• **What you will do**
Track down the lines that contain "controllers" and copy them.

────

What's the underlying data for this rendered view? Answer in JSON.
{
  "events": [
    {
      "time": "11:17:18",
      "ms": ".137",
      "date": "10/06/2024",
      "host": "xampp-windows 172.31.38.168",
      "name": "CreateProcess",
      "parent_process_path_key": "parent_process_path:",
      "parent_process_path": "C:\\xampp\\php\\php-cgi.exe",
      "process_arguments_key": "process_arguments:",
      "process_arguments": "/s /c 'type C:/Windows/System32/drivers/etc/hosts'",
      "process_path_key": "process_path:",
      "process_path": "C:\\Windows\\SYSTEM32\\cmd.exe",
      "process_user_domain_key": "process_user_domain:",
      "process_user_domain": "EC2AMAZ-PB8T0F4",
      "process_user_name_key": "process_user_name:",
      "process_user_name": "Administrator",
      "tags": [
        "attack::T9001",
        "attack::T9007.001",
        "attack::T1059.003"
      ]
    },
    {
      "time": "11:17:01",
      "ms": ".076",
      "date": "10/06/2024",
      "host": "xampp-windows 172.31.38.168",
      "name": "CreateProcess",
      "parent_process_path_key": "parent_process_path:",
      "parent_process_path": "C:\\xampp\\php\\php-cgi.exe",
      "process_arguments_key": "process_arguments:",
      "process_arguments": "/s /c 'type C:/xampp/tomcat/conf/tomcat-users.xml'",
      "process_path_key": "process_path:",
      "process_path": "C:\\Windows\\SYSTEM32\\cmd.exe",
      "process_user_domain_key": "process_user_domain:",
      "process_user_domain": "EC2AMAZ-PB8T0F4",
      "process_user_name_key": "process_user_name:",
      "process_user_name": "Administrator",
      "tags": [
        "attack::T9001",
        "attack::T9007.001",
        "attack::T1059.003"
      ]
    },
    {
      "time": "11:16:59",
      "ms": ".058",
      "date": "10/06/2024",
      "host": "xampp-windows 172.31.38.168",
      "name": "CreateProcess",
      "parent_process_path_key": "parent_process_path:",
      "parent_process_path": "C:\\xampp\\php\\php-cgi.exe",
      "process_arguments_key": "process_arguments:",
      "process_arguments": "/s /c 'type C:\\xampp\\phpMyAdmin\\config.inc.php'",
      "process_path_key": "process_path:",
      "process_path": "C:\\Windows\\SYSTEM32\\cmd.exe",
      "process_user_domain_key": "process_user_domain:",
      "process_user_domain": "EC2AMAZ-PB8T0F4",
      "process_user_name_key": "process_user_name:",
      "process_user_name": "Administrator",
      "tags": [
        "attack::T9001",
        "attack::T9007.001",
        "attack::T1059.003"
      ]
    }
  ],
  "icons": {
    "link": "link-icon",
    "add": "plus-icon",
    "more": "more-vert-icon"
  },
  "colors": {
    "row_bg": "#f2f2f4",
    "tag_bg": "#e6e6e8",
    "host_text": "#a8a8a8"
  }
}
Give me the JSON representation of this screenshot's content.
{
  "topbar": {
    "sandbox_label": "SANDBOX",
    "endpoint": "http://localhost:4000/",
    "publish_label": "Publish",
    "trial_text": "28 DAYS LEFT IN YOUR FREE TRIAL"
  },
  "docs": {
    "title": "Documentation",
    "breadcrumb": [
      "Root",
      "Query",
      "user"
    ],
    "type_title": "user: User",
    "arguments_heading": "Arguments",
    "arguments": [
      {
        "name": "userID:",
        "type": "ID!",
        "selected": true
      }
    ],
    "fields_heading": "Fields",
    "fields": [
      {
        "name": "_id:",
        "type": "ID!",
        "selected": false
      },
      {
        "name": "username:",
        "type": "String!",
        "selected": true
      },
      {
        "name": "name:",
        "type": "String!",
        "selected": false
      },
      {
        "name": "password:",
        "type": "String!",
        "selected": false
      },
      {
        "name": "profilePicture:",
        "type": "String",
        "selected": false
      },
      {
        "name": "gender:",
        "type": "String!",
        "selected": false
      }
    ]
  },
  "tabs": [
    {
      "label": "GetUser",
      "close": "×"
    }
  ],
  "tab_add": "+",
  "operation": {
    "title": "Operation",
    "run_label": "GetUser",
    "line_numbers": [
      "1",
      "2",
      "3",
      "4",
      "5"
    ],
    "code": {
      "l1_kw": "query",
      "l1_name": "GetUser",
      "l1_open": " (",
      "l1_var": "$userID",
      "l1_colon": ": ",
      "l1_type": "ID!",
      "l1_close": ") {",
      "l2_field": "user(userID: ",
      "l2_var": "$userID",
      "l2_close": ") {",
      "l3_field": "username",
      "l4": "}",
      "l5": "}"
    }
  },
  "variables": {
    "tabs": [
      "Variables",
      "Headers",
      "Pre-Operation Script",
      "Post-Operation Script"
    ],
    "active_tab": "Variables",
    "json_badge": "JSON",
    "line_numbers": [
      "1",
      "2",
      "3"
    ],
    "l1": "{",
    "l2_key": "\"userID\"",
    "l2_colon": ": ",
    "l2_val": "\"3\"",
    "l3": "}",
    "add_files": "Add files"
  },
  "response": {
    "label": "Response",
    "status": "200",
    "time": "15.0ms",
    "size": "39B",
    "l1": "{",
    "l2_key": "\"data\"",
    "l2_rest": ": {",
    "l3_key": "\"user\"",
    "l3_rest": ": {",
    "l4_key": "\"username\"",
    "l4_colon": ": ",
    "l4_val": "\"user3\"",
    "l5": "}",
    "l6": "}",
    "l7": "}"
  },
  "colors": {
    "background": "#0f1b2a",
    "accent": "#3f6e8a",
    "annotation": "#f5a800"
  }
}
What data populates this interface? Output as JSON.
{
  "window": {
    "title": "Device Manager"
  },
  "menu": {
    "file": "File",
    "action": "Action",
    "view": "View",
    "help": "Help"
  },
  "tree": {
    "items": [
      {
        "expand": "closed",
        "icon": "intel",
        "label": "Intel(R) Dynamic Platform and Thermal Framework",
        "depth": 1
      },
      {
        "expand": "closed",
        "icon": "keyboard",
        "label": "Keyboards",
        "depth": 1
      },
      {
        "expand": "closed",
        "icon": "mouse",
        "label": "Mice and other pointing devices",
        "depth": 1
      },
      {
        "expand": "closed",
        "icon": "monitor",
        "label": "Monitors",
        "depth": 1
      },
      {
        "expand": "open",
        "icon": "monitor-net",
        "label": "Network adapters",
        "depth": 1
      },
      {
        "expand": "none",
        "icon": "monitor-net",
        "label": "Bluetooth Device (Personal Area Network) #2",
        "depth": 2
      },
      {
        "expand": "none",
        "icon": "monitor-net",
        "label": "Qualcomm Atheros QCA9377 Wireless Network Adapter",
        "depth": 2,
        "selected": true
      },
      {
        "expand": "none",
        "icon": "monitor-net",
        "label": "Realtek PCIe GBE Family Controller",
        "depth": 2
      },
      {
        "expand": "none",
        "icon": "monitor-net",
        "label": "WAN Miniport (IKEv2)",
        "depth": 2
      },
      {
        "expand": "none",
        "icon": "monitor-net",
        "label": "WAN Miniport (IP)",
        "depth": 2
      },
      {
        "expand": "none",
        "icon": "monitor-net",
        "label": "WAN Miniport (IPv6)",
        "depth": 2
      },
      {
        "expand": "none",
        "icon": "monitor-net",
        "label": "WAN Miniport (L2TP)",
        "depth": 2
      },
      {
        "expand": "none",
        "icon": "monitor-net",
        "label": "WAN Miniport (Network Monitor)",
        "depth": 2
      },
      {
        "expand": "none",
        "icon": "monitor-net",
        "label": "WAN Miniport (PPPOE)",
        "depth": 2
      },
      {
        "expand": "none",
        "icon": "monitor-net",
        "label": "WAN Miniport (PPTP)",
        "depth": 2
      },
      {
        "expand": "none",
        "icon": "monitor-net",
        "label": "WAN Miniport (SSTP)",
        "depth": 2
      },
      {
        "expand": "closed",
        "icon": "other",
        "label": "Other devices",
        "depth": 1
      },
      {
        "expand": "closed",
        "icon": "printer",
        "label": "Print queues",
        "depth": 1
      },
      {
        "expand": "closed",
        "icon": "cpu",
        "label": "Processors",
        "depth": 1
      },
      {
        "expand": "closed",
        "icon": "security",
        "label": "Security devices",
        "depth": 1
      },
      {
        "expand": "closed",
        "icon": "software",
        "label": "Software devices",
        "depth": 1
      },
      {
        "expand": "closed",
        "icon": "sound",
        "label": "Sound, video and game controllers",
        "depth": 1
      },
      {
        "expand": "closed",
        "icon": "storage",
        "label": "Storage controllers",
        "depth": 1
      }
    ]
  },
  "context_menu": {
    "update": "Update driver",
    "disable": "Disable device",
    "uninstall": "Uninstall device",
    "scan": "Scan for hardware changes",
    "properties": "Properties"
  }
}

────

• **Response to the task**
        "label": "Sound, video and game controllers",
        "label": "Storage controllers",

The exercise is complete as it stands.